**Requirement:** Your answer should be one number: how many lines of the records hold the string "name".

**Data records:**
::::

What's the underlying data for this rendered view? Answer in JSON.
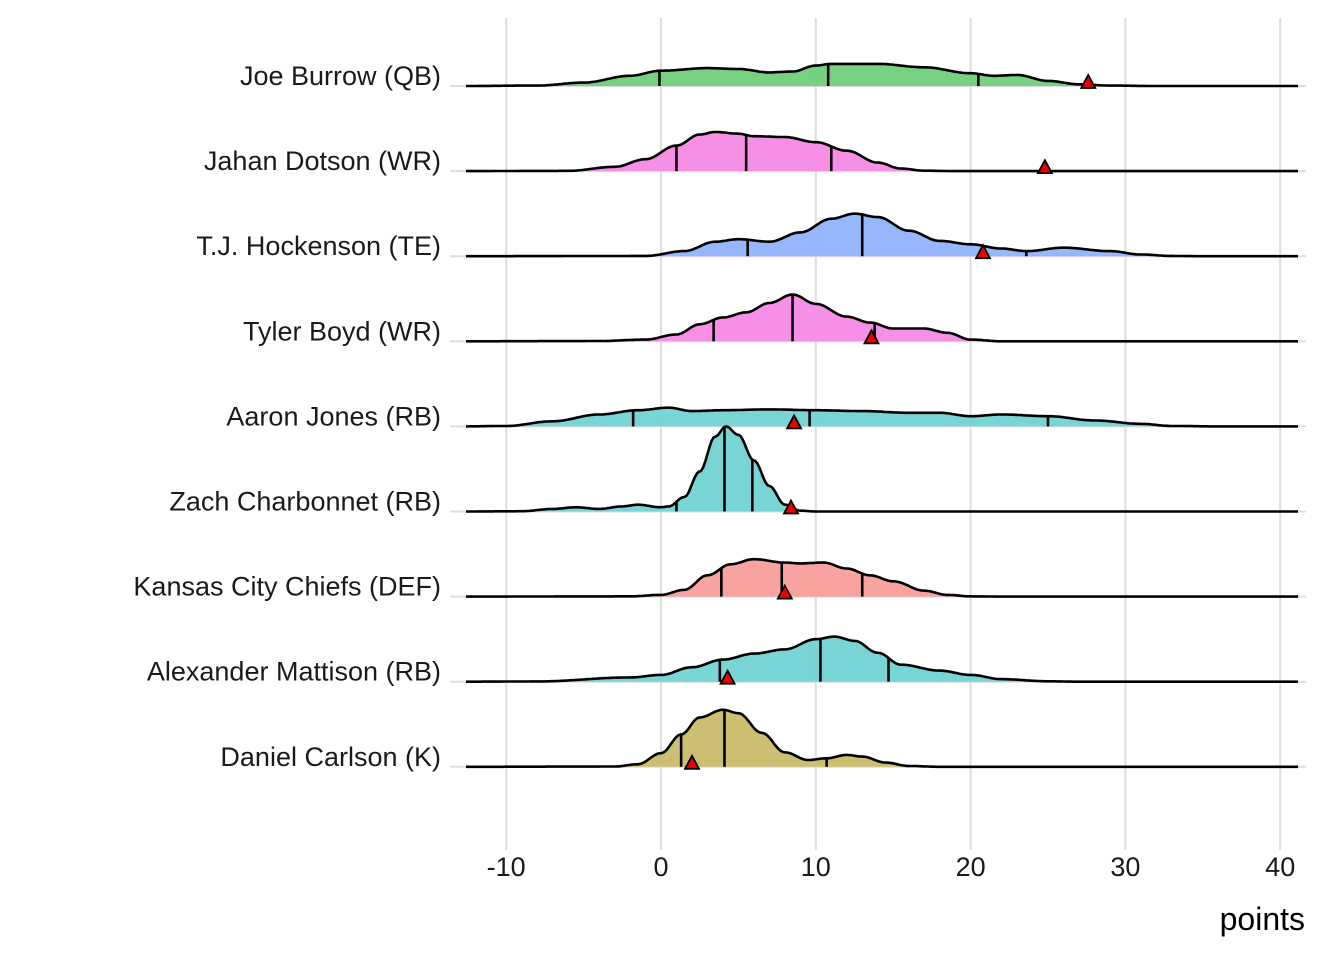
{
  "chart_data": {
    "type": "ridgeline",
    "title": "",
    "xlabel": "points",
    "ylabel": "",
    "xlim": [
      -12.5,
      41
    ],
    "x_ticks": [
      -10,
      0,
      10,
      20,
      30,
      40
    ],
    "x_tick_labels": [
      "-10",
      "0",
      "10",
      "20",
      "30",
      "40"
    ],
    "grid": true,
    "quantile_lines": [
      0.25,
      0.5,
      0.75
    ],
    "marker": {
      "shape": "triangle",
      "color": "#ee0000",
      "meaning": "point value"
    },
    "series": [
      {
        "name": "Joe Burrow (QB)",
        "color": "#72cf7c",
        "quantiles": [
          -0.1,
          10.8,
          20.5
        ],
        "marker_value": 27.6,
        "density": [
          [
            -13,
            0
          ],
          [
            -8,
            0.005
          ],
          [
            -5,
            0.04
          ],
          [
            -2,
            0.12
          ],
          [
            0,
            0.18
          ],
          [
            3,
            0.21
          ],
          [
            5,
            0.2
          ],
          [
            7,
            0.16
          ],
          [
            8.5,
            0.17
          ],
          [
            10,
            0.24
          ],
          [
            11,
            0.26
          ],
          [
            14,
            0.26
          ],
          [
            17,
            0.22
          ],
          [
            20,
            0.15
          ],
          [
            21.5,
            0.12
          ],
          [
            23,
            0.13
          ],
          [
            25,
            0.06
          ],
          [
            27,
            0.02
          ],
          [
            29,
            0.005
          ],
          [
            32,
            0
          ],
          [
            41,
            0
          ]
        ]
      },
      {
        "name": "Jahan Dotson (WR)",
        "color": "#f58ce5",
        "quantiles": [
          1.0,
          5.5,
          11.0
        ],
        "marker_value": 24.8,
        "density": [
          [
            -13,
            0
          ],
          [
            -6,
            0.003
          ],
          [
            -3,
            0.05
          ],
          [
            -1,
            0.14
          ],
          [
            1,
            0.3
          ],
          [
            2.5,
            0.43
          ],
          [
            3.5,
            0.46
          ],
          [
            5,
            0.44
          ],
          [
            6,
            0.41
          ],
          [
            8,
            0.4
          ],
          [
            10,
            0.34
          ],
          [
            12,
            0.24
          ],
          [
            14,
            0.1
          ],
          [
            15.5,
            0.03
          ],
          [
            17,
            0.005
          ],
          [
            19,
            0
          ],
          [
            41,
            0
          ]
        ]
      },
      {
        "name": "T.J. Hockenson (TE)",
        "color": "#93b5fb",
        "quantiles": [
          5.6,
          13.0,
          23.6
        ],
        "marker_value": 20.8,
        "density": [
          [
            -13,
            0
          ],
          [
            -1,
            0.003
          ],
          [
            1.5,
            0.06
          ],
          [
            3.5,
            0.17
          ],
          [
            5,
            0.2
          ],
          [
            7,
            0.17
          ],
          [
            9,
            0.28
          ],
          [
            11,
            0.44
          ],
          [
            12.5,
            0.5
          ],
          [
            14,
            0.46
          ],
          [
            16,
            0.3
          ],
          [
            18,
            0.18
          ],
          [
            20,
            0.14
          ],
          [
            22,
            0.09
          ],
          [
            23.6,
            0.06
          ],
          [
            26,
            0.1
          ],
          [
            29,
            0.06
          ],
          [
            31,
            0.02
          ],
          [
            33,
            0.003
          ],
          [
            35,
            0
          ],
          [
            41,
            0
          ]
        ]
      },
      {
        "name": "Tyler Boyd (WR)",
        "color": "#f58ce5",
        "quantiles": [
          3.4,
          8.5,
          13.8
        ],
        "marker_value": 13.6,
        "density": [
          [
            -13,
            0
          ],
          [
            -4,
            0.003
          ],
          [
            -1,
            0.02
          ],
          [
            1,
            0.08
          ],
          [
            2.5,
            0.2
          ],
          [
            4,
            0.28
          ],
          [
            5.5,
            0.34
          ],
          [
            7,
            0.45
          ],
          [
            8.5,
            0.55
          ],
          [
            10,
            0.44
          ],
          [
            12,
            0.29
          ],
          [
            13.5,
            0.22
          ],
          [
            15,
            0.15
          ],
          [
            17,
            0.15
          ],
          [
            18.5,
            0.1
          ],
          [
            20,
            0.02
          ],
          [
            22,
            0
          ],
          [
            41,
            0
          ]
        ]
      },
      {
        "name": "Aaron Jones (RB)",
        "color": "#75d3d4",
        "quantiles": [
          -1.8,
          9.6,
          25.0
        ],
        "marker_value": 8.6,
        "density": [
          [
            -13,
            0
          ],
          [
            -10,
            0.005
          ],
          [
            -7,
            0.06
          ],
          [
            -4,
            0.14
          ],
          [
            -1.5,
            0.19
          ],
          [
            0.5,
            0.22
          ],
          [
            2,
            0.18
          ],
          [
            4,
            0.19
          ],
          [
            7,
            0.2
          ],
          [
            10,
            0.19
          ],
          [
            13,
            0.18
          ],
          [
            16,
            0.16
          ],
          [
            18,
            0.16
          ],
          [
            20,
            0.12
          ],
          [
            22,
            0.14
          ],
          [
            25,
            0.12
          ],
          [
            28,
            0.07
          ],
          [
            31,
            0.03
          ],
          [
            33,
            0.005
          ],
          [
            36,
            0
          ],
          [
            41,
            0
          ]
        ]
      },
      {
        "name": "Zach Charbonnet (RB)",
        "color": "#75d3d4",
        "quantiles": [
          1.0,
          4.1,
          5.9
        ],
        "marker_value": 8.4,
        "density": [
          [
            -13,
            0
          ],
          [
            -9,
            0.003
          ],
          [
            -7,
            0.03
          ],
          [
            -5.5,
            0.05
          ],
          [
            -4,
            0.03
          ],
          [
            -2.5,
            0.06
          ],
          [
            -1.5,
            0.08
          ],
          [
            0,
            0.05
          ],
          [
            0.5,
            0.06
          ],
          [
            1.5,
            0.17
          ],
          [
            2.5,
            0.47
          ],
          [
            3.5,
            0.88
          ],
          [
            4.2,
            1.0
          ],
          [
            5,
            0.9
          ],
          [
            6,
            0.6
          ],
          [
            7,
            0.3
          ],
          [
            8,
            0.08
          ],
          [
            9,
            0.01
          ],
          [
            10,
            0
          ],
          [
            41,
            0
          ]
        ]
      },
      {
        "name": "Kansas City Chiefs (DEF)",
        "color": "#f8a09c",
        "quantiles": [
          3.9,
          7.8,
          13.0
        ],
        "marker_value": 8.0,
        "density": [
          [
            -13,
            0
          ],
          [
            -2,
            0.003
          ],
          [
            0,
            0.02
          ],
          [
            1.5,
            0.08
          ],
          [
            3,
            0.25
          ],
          [
            4.5,
            0.38
          ],
          [
            6,
            0.44
          ],
          [
            8,
            0.4
          ],
          [
            9,
            0.39
          ],
          [
            10.5,
            0.4
          ],
          [
            12,
            0.33
          ],
          [
            13.5,
            0.25
          ],
          [
            15,
            0.18
          ],
          [
            17,
            0.07
          ],
          [
            18.5,
            0.02
          ],
          [
            20,
            0.003
          ],
          [
            22,
            0
          ],
          [
            41,
            0
          ]
        ]
      },
      {
        "name": "Alexander Mattison (RB)",
        "color": "#75d3d4",
        "quantiles": [
          3.8,
          10.3,
          14.7
        ],
        "marker_value": 4.3,
        "density": [
          [
            -13,
            0
          ],
          [
            -8,
            0.003
          ],
          [
            -2,
            0.05
          ],
          [
            0,
            0.08
          ],
          [
            2,
            0.17
          ],
          [
            4,
            0.26
          ],
          [
            6,
            0.33
          ],
          [
            8,
            0.38
          ],
          [
            10,
            0.5
          ],
          [
            11.2,
            0.53
          ],
          [
            12.5,
            0.48
          ],
          [
            14,
            0.34
          ],
          [
            15.5,
            0.2
          ],
          [
            18,
            0.13
          ],
          [
            20,
            0.08
          ],
          [
            22,
            0.03
          ],
          [
            25,
            0.005
          ],
          [
            27,
            0
          ],
          [
            41,
            0
          ]
        ]
      },
      {
        "name": "Daniel Carlson (K)",
        "color": "#cbbd6c",
        "quantiles": [
          1.3,
          4.1,
          10.7
        ],
        "marker_value": 2.0,
        "density": [
          [
            -13,
            0
          ],
          [
            -3,
            0.003
          ],
          [
            -1.5,
            0.03
          ],
          [
            0,
            0.16
          ],
          [
            1.3,
            0.38
          ],
          [
            2.5,
            0.58
          ],
          [
            4,
            0.67
          ],
          [
            5,
            0.63
          ],
          [
            6.5,
            0.4
          ],
          [
            8,
            0.17
          ],
          [
            9.5,
            0.08
          ],
          [
            10.7,
            0.1
          ],
          [
            12,
            0.14
          ],
          [
            13,
            0.12
          ],
          [
            14.5,
            0.05
          ],
          [
            16,
            0.01
          ],
          [
            18,
            0
          ],
          [
            41,
            0
          ]
        ]
      }
    ]
  }
}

::::

**Solved exercise:** 9